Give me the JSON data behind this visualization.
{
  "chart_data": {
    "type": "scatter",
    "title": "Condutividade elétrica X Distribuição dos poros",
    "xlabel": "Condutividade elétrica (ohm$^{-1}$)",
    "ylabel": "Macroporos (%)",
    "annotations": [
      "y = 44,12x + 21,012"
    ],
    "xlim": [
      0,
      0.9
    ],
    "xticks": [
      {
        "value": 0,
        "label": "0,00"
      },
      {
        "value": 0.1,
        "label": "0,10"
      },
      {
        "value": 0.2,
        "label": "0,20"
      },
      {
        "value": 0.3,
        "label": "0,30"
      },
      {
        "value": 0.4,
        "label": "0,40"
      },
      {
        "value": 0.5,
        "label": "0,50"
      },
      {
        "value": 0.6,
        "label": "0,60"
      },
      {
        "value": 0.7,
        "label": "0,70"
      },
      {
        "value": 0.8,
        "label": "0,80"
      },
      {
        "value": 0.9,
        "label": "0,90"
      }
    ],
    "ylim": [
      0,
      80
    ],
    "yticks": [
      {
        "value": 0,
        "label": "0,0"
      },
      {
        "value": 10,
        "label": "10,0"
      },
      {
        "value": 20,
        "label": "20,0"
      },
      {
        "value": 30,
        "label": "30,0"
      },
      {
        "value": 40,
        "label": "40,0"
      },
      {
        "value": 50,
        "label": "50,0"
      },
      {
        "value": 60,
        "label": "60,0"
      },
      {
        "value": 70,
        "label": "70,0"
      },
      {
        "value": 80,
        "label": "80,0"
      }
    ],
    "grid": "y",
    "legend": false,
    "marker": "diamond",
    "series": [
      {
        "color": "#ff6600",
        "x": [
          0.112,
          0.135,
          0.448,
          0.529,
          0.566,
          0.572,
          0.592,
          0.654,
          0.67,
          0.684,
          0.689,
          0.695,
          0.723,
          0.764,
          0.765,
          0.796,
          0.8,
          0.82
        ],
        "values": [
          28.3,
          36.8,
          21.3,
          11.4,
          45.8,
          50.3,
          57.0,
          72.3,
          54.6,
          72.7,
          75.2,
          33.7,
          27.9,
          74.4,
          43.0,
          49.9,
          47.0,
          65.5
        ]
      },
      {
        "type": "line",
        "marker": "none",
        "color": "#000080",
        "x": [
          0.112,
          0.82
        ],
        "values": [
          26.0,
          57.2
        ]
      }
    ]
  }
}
_ _ _ _
* To be done:
Gather each line of the records holding the string "elétrica".

* Answer to the task:
    "title": "Condutividade elétrica X Distribuição dos poros",
    "xlabel": "Condutividade elétrica (ohm$^{-1}$)",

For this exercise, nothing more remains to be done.